** TASK INSTRUCTIONS **
Copy all lines below exactly as written. Leave pictures out.

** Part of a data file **
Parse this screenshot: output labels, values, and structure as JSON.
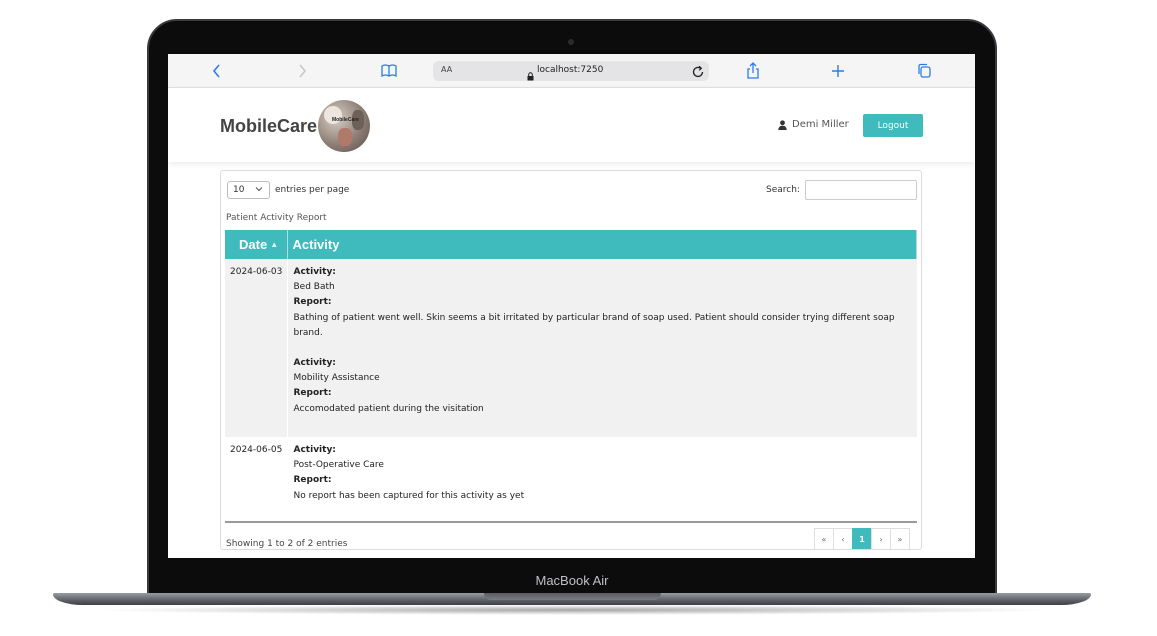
{
  "device": {
    "model_label": "MacBook Air"
  },
  "browser": {
    "text_size_label": "AA",
    "url": "localhost:7250",
    "icons": [
      "back-icon",
      "forward-icon",
      "bookmarks-icon",
      "lock-icon",
      "reload-icon",
      "share-icon",
      "new-tab-icon",
      "tabs-icon"
    ]
  },
  "header": {
    "brand": "MobileCare",
    "logo_text": "MobileCare",
    "user_name": "Demi Miller",
    "logout_label": "Logout"
  },
  "table_controls": {
    "page_length": "10",
    "entries_label": "entries per page",
    "search_label": "Search:",
    "search_value": ""
  },
  "report": {
    "caption": "Patient Activity Report",
    "columns": [
      "Date",
      "Activity"
    ],
    "activity_label": "Activity:",
    "report_label": "Report:",
    "rows": [
      {
        "date": "2024-06-03",
        "entries": [
          {
            "activity": "Bed Bath",
            "report": "Bathing of patient went well. Skin seems a bit irritated by particular brand of soap used. Patient should consider trying different soap brand."
          },
          {
            "activity": "Mobility Assistance",
            "report": "Accomodated patient during the visitation"
          }
        ]
      },
      {
        "date": "2024-06-05",
        "entries": [
          {
            "activity": "Post-Operative Care",
            "report": "No report has been captured for this activity as yet"
          }
        ]
      }
    ]
  },
  "footer": {
    "info": "Showing 1 to 2 of 2 entries",
    "pager": [
      "«",
      "‹",
      "1",
      "›",
      "»"
    ],
    "current_page": "1"
  },
  "colors": {
    "accent": "#3fbabd",
    "browser_blue": "#2b7de9"
  }
}
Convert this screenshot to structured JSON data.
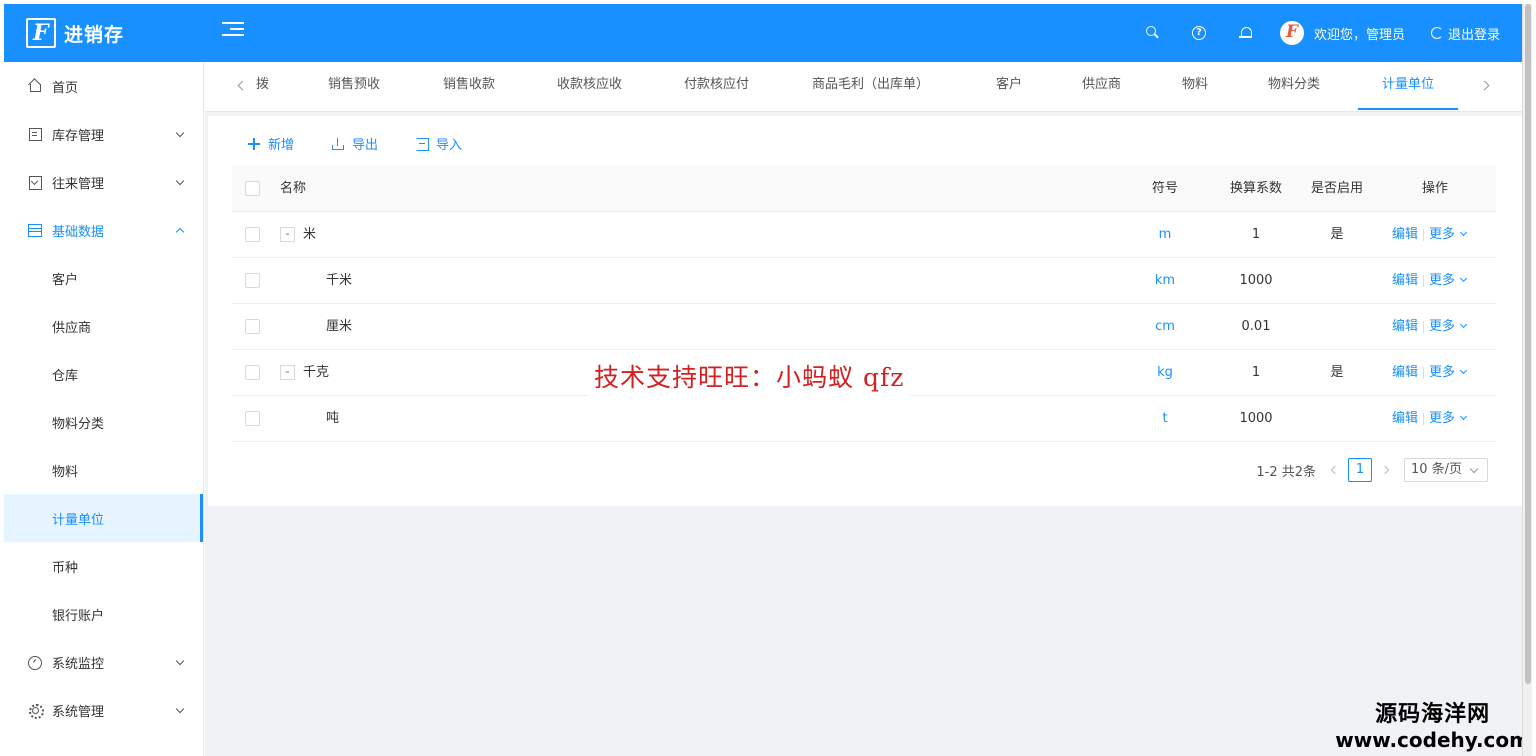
{
  "app": {
    "title": "进销存"
  },
  "header": {
    "welcome": "欢迎您，管理员",
    "logout": "退出登录"
  },
  "sidebar": {
    "items": [
      {
        "label": "首页"
      },
      {
        "label": "库存管理"
      },
      {
        "label": "往来管理"
      },
      {
        "label": "基础数据"
      },
      {
        "label": "客户"
      },
      {
        "label": "供应商"
      },
      {
        "label": "仓库"
      },
      {
        "label": "物料分类"
      },
      {
        "label": "物料"
      },
      {
        "label": "计量单位"
      },
      {
        "label": "币种"
      },
      {
        "label": "银行账户"
      },
      {
        "label": "系统监控"
      },
      {
        "label": "系统管理"
      }
    ]
  },
  "tabs": [
    {
      "label": "拨"
    },
    {
      "label": "销售预收"
    },
    {
      "label": "销售收款"
    },
    {
      "label": "收款核应收"
    },
    {
      "label": "付款核应付"
    },
    {
      "label": "商品毛利（出库单）"
    },
    {
      "label": "客户"
    },
    {
      "label": "供应商"
    },
    {
      "label": "物料"
    },
    {
      "label": "物料分类"
    },
    {
      "label": "计量单位"
    }
  ],
  "toolbar": {
    "add": "新增",
    "export": "导出",
    "import": "导入"
  },
  "table": {
    "columns": {
      "name": "名称",
      "symbol": "符号",
      "factor": "换算系数",
      "enabled": "是否启用",
      "ops": "操作"
    },
    "expand_symbol": "-",
    "rows": [
      {
        "name": "米",
        "symbol": "m",
        "factor": "1",
        "enabled": "是",
        "edit": "编辑",
        "more": "更多"
      },
      {
        "name": "千米",
        "symbol": "km",
        "factor": "1000",
        "enabled": "",
        "edit": "编辑",
        "more": "更多"
      },
      {
        "name": "厘米",
        "symbol": "cm",
        "factor": "0.01",
        "enabled": "",
        "edit": "编辑",
        "more": "更多"
      },
      {
        "name": "千克",
        "symbol": "kg",
        "factor": "1",
        "enabled": "是",
        "edit": "编辑",
        "more": "更多"
      },
      {
        "name": "吨",
        "symbol": "t",
        "factor": "1000",
        "enabled": "",
        "edit": "编辑",
        "more": "更多"
      }
    ]
  },
  "pagination": {
    "total_text": "1-2 共2条",
    "current_page": "1",
    "page_size": "10 条/页"
  },
  "overlay": {
    "watermark": "技术支持旺旺：小蚂蚁 qfz",
    "corner_line1": "源码海洋网",
    "corner_line2": "www.codehy.com"
  },
  "colors": {
    "primary": "#1890ff",
    "watermark": "#d42020",
    "content_bg": "#f0f2f5"
  }
}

** REPLY **
Parse this screenshot: output labels, values, and structure as JSON.
{
  "device": {
    "model_label": "MacBook Air"
  },
  "browser": {
    "text_size_label": "AA",
    "url": "localhost:7250",
    "icons": [
      "back-icon",
      "forward-icon",
      "bookmarks-icon",
      "lock-icon",
      "reload-icon",
      "share-icon",
      "new-tab-icon",
      "tabs-icon"
    ]
  },
  "header": {
    "brand": "MobileCare",
    "logo_text": "MobileCare",
    "user_name": "Demi Miller",
    "logout_label": "Logout"
  },
  "table_controls": {
    "page_length": "10",
    "entries_label": "entries per page",
    "search_label": "Search:",
    "search_value": ""
  },
  "report": {
    "caption": "Patient Activity Report",
    "columns": [
      "Date",
      "Activity"
    ],
    "activity_label": "Activity:",
    "report_label": "Report:",
    "rows": [
      {
        "date": "2024-06-03",
        "entries": [
          {
            "activity": "Bed Bath",
            "report": "Bathing of patient went well. Skin seems a bit irritated by particular brand of soap used. Patient should consider trying different soap brand."
          },
          {
            "activity": "Mobility Assistance",
            "report": "Accomodated patient during the visitation"
          }
        ]
      },
      {
        "date": "2024-06-05",
        "entries": [
          {
            "activity": "Post-Operative Care",
            "report": "No report has been captured for this activity as yet"
          }
        ]
      }
    ]
  },
  "footer": {
    "info": "Showing 1 to 2 of 2 entries",
    "pager": [
      "«",
      "‹",
      "1",
      "›",
      "»"
    ],
    "current_page": "1"
  },
  "colors": {
    "accent": "#3fbabd",
    "browser_blue": "#2b7de9"
  }
}
Convert this screenshot to structured JSON data.
{
  "app": {
    "title": "进销存"
  },
  "header": {
    "welcome": "欢迎您，管理员",
    "logout": "退出登录"
  },
  "sidebar": {
    "items": [
      {
        "label": "首页"
      },
      {
        "label": "库存管理"
      },
      {
        "label": "往来管理"
      },
      {
        "label": "基础数据"
      },
      {
        "label": "客户"
      },
      {
        "label": "供应商"
      },
      {
        "label": "仓库"
      },
      {
        "label": "物料分类"
      },
      {
        "label": "物料"
      },
      {
        "label": "计量单位"
      },
      {
        "label": "币种"
      },
      {
        "label": "银行账户"
      },
      {
        "label": "系统监控"
      },
      {
        "label": "系统管理"
      }
    ]
  },
  "tabs": [
    {
      "label": "拨"
    },
    {
      "label": "销售预收"
    },
    {
      "label": "销售收款"
    },
    {
      "label": "收款核应收"
    },
    {
      "label": "付款核应付"
    },
    {
      "label": "商品毛利（出库单）"
    },
    {
      "label": "客户"
    },
    {
      "label": "供应商"
    },
    {
      "label": "物料"
    },
    {
      "label": "物料分类"
    },
    {
      "label": "计量单位"
    }
  ],
  "toolbar": {
    "add": "新增",
    "export": "导出",
    "import": "导入"
  },
  "table": {
    "columns": {
      "name": "名称",
      "symbol": "符号",
      "factor": "换算系数",
      "enabled": "是否启用",
      "ops": "操作"
    },
    "expand_symbol": "-",
    "rows": [
      {
        "name": "米",
        "symbol": "m",
        "factor": "1",
        "enabled": "是",
        "edit": "编辑",
        "more": "更多"
      },
      {
        "name": "千米",
        "symbol": "km",
        "factor": "1000",
        "enabled": "",
        "edit": "编辑",
        "more": "更多"
      },
      {
        "name": "厘米",
        "symbol": "cm",
        "factor": "0.01",
        "enabled": "",
        "edit": "编辑",
        "more": "更多"
      },
      {
        "name": "千克",
        "symbol": "kg",
        "factor": "1",
        "enabled": "是",
        "edit": "编辑",
        "more": "更多"
      },
      {
        "name": "吨",
        "symbol": "t",
        "factor": "1000",
        "enabled": "",
        "edit": "编辑",
        "more": "更多"
      }
    ]
  },
  "pagination": {
    "total_text": "1-2 共2条",
    "current_page": "1",
    "page_size": "10 条/页"
  },
  "overlay": {
    "watermark": "技术支持旺旺：小蚂蚁 qfz",
    "corner_line1": "源码海洋网",
    "corner_line2": "www.codehy.com"
  },
  "colors": {
    "primary": "#1890ff",
    "watermark": "#d42020",
    "content_bg": "#f0f2f5"
  }
}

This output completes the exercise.